Problem requirements
In the data below, find every line with the string "JSON" and pull it out.

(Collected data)

* BEGIN *

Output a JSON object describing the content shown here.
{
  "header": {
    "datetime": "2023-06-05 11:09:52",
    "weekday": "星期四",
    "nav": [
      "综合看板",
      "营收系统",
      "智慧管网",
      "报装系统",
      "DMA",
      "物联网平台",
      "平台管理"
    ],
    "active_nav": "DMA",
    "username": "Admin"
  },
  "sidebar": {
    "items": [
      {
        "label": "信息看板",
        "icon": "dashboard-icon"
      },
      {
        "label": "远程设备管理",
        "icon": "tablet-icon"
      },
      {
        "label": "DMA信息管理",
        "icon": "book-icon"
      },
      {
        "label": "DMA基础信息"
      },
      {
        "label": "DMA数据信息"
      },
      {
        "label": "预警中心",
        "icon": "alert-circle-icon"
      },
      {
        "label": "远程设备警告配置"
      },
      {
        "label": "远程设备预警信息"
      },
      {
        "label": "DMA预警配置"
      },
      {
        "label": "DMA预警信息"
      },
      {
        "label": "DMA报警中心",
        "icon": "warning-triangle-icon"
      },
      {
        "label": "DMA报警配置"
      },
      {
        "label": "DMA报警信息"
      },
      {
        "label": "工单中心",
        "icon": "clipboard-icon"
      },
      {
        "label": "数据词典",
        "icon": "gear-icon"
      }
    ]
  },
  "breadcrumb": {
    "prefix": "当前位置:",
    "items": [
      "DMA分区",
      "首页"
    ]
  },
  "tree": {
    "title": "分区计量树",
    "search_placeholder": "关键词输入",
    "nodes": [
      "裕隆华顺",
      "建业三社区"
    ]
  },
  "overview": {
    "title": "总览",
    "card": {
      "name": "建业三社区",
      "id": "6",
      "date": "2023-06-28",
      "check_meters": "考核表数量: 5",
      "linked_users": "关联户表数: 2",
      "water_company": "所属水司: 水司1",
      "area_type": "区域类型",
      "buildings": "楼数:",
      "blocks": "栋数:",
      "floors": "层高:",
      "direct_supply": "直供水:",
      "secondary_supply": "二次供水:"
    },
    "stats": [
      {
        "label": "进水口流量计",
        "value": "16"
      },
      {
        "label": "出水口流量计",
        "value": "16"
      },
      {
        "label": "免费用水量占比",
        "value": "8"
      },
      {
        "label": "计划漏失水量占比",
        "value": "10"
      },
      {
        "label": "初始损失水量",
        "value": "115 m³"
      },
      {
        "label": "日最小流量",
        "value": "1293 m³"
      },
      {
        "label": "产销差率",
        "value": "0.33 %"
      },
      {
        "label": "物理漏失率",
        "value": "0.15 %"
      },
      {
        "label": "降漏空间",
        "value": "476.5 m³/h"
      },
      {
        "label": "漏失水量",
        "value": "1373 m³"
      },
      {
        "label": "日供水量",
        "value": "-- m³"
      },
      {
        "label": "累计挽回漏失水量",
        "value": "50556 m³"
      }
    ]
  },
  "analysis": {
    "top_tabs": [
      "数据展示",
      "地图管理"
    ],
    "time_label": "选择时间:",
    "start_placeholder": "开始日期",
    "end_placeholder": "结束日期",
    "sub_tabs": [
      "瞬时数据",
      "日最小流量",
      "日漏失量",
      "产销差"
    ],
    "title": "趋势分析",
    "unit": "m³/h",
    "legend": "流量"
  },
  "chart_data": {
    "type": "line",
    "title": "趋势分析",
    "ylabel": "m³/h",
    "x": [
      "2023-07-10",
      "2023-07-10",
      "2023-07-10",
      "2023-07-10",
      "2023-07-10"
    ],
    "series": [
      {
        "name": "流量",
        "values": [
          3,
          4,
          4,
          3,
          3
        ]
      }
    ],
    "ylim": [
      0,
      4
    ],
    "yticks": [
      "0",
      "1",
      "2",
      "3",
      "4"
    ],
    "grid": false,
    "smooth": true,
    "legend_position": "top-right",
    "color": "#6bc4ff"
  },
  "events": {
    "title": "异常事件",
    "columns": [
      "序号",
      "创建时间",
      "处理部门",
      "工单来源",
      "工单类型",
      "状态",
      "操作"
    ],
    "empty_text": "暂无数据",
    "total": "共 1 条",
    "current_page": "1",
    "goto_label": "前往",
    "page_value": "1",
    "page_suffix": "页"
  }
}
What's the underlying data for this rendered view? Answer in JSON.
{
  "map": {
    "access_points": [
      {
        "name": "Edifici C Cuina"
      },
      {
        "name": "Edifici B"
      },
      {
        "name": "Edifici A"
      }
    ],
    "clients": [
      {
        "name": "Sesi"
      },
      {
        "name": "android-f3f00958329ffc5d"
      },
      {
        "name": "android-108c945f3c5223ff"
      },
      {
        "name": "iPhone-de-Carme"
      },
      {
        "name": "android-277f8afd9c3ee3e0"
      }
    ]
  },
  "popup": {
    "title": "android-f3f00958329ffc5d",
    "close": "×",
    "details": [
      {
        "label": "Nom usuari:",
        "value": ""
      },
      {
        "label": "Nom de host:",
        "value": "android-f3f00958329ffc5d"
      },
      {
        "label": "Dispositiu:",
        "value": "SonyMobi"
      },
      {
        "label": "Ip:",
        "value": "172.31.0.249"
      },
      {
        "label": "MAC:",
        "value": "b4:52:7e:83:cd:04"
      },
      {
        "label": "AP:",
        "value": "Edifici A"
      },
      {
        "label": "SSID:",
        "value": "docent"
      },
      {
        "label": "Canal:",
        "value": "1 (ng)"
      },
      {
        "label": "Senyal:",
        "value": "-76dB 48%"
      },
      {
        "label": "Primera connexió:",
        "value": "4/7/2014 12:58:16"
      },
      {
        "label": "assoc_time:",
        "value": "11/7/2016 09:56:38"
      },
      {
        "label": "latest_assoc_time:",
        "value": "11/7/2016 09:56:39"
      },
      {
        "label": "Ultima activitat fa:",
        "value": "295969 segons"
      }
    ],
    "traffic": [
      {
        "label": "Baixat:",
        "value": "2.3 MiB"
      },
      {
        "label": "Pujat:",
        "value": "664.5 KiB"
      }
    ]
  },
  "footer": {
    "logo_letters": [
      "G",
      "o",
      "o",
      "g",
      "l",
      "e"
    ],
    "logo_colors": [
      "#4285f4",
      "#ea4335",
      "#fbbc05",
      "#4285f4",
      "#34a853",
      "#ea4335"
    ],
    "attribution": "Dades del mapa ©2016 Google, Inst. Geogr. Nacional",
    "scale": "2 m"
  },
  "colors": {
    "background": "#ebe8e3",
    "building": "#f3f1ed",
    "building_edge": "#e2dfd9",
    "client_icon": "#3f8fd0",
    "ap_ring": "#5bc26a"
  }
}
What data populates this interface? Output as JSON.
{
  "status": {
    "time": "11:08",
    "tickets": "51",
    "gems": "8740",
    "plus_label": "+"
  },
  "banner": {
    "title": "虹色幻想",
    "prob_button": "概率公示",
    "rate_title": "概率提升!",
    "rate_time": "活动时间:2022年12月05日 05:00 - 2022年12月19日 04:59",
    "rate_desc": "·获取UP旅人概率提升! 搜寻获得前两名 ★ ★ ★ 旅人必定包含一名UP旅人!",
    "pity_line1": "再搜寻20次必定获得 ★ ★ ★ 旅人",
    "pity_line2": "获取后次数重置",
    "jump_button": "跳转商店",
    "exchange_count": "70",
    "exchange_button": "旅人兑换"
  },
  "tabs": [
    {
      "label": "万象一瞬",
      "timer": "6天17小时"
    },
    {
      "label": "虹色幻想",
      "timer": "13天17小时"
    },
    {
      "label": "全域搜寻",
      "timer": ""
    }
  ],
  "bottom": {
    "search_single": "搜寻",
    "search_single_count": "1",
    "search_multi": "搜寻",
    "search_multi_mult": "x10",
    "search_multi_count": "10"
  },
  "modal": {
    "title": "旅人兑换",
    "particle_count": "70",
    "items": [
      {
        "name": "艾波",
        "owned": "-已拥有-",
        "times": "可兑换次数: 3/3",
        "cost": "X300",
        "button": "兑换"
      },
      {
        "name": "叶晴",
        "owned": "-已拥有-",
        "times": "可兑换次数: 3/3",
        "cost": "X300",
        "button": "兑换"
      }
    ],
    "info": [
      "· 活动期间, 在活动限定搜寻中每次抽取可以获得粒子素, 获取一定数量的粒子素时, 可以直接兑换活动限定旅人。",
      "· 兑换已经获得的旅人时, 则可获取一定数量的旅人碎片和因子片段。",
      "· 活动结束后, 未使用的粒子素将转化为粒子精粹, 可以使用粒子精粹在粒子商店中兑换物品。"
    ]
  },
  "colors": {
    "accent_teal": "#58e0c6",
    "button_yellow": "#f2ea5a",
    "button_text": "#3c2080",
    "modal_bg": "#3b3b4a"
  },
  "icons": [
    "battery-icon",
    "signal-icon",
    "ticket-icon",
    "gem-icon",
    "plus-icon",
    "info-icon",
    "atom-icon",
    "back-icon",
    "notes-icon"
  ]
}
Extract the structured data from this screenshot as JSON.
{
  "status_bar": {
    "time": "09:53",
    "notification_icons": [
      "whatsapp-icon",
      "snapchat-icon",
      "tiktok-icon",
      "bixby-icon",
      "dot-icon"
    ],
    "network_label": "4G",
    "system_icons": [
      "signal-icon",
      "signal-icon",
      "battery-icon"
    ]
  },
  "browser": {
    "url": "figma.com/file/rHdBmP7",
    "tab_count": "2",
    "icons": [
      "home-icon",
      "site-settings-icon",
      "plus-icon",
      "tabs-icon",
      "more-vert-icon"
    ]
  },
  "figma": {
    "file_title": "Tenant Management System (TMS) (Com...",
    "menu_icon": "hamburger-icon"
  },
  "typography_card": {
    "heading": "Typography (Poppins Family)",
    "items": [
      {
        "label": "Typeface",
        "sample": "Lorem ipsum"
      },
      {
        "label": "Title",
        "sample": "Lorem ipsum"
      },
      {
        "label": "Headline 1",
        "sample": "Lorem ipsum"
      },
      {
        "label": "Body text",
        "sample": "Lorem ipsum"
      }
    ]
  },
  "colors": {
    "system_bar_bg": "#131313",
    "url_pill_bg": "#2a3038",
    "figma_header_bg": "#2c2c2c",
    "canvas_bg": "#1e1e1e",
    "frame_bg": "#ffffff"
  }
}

* END *

Correct result
Output a JSON object describing the content shown here.
What's the underlying data for this rendered view? Answer in JSON.
What data populates this interface? Output as JSON.
Extract the structured data from this screenshot as JSON.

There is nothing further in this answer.